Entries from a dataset
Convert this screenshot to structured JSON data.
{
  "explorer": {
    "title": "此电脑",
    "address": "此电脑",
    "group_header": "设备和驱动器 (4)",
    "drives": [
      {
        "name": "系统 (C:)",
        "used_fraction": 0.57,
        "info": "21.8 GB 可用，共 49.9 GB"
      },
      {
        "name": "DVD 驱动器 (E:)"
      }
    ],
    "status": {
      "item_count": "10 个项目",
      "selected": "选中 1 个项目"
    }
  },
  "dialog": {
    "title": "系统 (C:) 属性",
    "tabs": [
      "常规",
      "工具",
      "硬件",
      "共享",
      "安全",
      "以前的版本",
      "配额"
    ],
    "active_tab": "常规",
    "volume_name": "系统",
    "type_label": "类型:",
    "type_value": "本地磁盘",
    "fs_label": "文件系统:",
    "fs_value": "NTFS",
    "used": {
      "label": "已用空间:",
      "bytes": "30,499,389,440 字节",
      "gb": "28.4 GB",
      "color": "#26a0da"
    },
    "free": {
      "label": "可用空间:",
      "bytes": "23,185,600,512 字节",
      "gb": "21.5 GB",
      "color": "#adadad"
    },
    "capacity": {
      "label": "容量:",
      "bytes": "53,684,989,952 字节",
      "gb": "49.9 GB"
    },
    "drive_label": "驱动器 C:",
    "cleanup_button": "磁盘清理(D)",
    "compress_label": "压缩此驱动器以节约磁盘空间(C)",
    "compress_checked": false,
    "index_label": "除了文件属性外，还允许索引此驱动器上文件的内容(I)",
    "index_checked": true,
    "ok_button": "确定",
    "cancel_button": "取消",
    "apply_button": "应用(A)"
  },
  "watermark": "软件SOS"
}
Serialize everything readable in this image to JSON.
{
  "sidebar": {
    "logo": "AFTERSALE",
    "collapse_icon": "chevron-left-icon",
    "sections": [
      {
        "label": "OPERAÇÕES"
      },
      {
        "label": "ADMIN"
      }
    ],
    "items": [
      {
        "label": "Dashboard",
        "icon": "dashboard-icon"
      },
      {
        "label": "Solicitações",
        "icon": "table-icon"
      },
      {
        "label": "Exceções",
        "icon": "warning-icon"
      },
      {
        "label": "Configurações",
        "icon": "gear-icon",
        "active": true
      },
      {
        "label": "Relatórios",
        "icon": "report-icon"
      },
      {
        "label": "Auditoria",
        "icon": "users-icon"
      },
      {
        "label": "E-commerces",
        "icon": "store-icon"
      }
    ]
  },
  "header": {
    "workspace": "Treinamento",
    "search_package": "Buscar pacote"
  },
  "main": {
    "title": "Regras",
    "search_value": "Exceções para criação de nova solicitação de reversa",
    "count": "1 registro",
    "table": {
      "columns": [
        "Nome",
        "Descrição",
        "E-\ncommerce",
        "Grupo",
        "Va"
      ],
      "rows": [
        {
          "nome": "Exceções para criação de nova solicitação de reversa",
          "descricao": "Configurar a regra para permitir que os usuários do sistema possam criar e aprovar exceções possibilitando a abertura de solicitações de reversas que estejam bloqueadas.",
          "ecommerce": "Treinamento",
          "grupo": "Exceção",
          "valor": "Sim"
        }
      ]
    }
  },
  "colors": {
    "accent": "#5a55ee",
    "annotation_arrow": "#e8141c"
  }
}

WRITTEN EXERCISE: Repeat every entry exactly as written above.

RESULT OF THIS TASK:
Convert this screenshot to structured JSON data.
{
  "explorer": {
    "title": "此电脑",
    "address": "此电脑",
    "group_header": "设备和驱动器 (4)",
    "drives": [
      {
        "name": "系统 (C:)",
        "used_fraction": 0.57,
        "info": "21.8 GB 可用，共 49.9 GB"
      },
      {
        "name": "DVD 驱动器 (E:)"
      }
    ],
    "status": {
      "item_count": "10 个项目",
      "selected": "选中 1 个项目"
    }
  },
  "dialog": {
    "title": "系统 (C:) 属性",
    "tabs": [
      "常规",
      "工具",
      "硬件",
      "共享",
      "安全",
      "以前的版本",
      "配额"
    ],
    "active_tab": "常规",
    "volume_name": "系统",
    "type_label": "类型:",
    "type_value": "本地磁盘",
    "fs_label": "文件系统:",
    "fs_value": "NTFS",
    "used": {
      "label": "已用空间:",
      "bytes": "30,499,389,440 字节",
      "gb": "28.4 GB",
      "color": "#26a0da"
    },
    "free": {
      "label": "可用空间:",
      "bytes": "23,185,600,512 字节",
      "gb": "21.5 GB",
      "color": "#adadad"
    },
    "capacity": {
      "label": "容量:",
      "bytes": "53,684,989,952 字节",
      "gb": "49.9 GB"
    },
    "drive_label": "驱动器 C:",
    "cleanup_button": "磁盘清理(D)",
    "compress_label": "压缩此驱动器以节约磁盘空间(C)",
    "compress_checked": false,
    "index_label": "除了文件属性外，还允许索引此驱动器上文件的内容(I)",
    "index_checked": true,
    "ok_button": "确定",
    "cancel_button": "取消",
    "apply_button": "应用(A)"
  },
  "watermark": "软件SOS"
}
Serialize everything readable in this image to JSON.
{
  "sidebar": {
    "logo": "AFTERSALE",
    "collapse_icon": "chevron-left-icon",
    "sections": [
      {
        "label": "OPERAÇÕES"
      },
      {
        "label": "ADMIN"
      }
    ],
    "items": [
      {
        "label": "Dashboard",
        "icon": "dashboard-icon"
      },
      {
        "label": "Solicitações",
        "icon": "table-icon"
      },
      {
        "label": "Exceções",
        "icon": "warning-icon"
      },
      {
        "label": "Configurações",
        "icon": "gear-icon",
        "active": true
      },
      {
        "label": "Relatórios",
        "icon": "report-icon"
      },
      {
        "label": "Auditoria",
        "icon": "users-icon"
      },
      {
        "label": "E-commerces",
        "icon": "store-icon"
      }
    ]
  },
  "header": {
    "workspace": "Treinamento",
    "search_package": "Buscar pacote"
  },
  "main": {
    "title": "Regras",
    "search_value": "Exceções para criação de nova solicitação de reversa",
    "count": "1 registro",
    "table": {
      "columns": [
        "Nome",
        "Descrição",
        "E-\ncommerce",
        "Grupo",
        "Va"
      ],
      "rows": [
        {
          "nome": "Exceções para criação de nova solicitação de reversa",
          "descricao": "Configurar a regra para permitir que os usuários do sistema possam criar e aprovar exceções possibilitando a abertura de solicitações de reversas que estejam bloqueadas.",
          "ecommerce": "Treinamento",
          "grupo": "Exceção",
          "valor": "Sim"
        }
      ]
    }
  },
  "colors": {
    "accent": "#5a55ee",
    "annotation_arrow": "#e8141c"
  }
}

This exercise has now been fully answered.